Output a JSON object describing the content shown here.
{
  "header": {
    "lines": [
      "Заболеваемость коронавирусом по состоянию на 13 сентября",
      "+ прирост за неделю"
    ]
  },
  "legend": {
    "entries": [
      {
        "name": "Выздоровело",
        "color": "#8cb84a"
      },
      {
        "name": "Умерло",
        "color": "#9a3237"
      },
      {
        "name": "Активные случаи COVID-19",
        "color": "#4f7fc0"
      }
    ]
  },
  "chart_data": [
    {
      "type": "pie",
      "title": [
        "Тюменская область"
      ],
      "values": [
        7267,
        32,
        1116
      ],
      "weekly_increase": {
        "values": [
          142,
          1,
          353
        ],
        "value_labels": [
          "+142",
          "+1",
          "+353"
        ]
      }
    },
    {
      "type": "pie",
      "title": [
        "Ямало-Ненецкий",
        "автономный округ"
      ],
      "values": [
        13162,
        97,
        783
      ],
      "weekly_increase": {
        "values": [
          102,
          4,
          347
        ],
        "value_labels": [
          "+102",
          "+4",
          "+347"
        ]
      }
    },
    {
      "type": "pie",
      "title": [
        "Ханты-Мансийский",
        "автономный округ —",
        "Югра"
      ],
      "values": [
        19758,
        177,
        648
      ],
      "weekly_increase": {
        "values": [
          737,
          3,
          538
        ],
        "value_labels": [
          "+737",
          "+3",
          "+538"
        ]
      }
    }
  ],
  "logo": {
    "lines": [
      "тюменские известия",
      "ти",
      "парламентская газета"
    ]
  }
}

GIVEN INSTRUCTION: Return the entries in full, keeping every line exactly as it is.

OUTPUT OF THE TASK:
Output a JSON object describing the content shown here.
{
  "header": {
    "lines": [
      "Заболеваемость коронавирусом по состоянию на 13 сентября",
      "+ прирост за неделю"
    ]
  },
  "legend": {
    "entries": [
      {
        "name": "Выздоровело",
        "color": "#8cb84a"
      },
      {
        "name": "Умерло",
        "color": "#9a3237"
      },
      {
        "name": "Активные случаи COVID-19",
        "color": "#4f7fc0"
      }
    ]
  },
  "chart_data": [
    {
      "type": "pie",
      "title": [
        "Тюменская область"
      ],
      "values": [
        7267,
        32,
        1116
      ],
      "weekly_increase": {
        "values": [
          142,
          1,
          353
        ],
        "value_labels": [
          "+142",
          "+1",
          "+353"
        ]
      }
    },
    {
      "type": "pie",
      "title": [
        "Ямало-Ненецкий",
        "автономный округ"
      ],
      "values": [
        13162,
        97,
        783
      ],
      "weekly_increase": {
        "values": [
          102,
          4,
          347
        ],
        "value_labels": [
          "+102",
          "+4",
          "+347"
        ]
      }
    },
    {
      "type": "pie",
      "title": [
        "Ханты-Мансийский",
        "автономный округ —",
        "Югра"
      ],
      "values": [
        19758,
        177,
        648
      ],
      "weekly_increase": {
        "values": [
          737,
          3,
          538
        ],
        "value_labels": [
          "+737",
          "+3",
          "+538"
        ]
      }
    }
  ],
  "logo": {
    "lines": [
      "тюменские известия",
      "ти",
      "парламентская газета"
    ]
  }
}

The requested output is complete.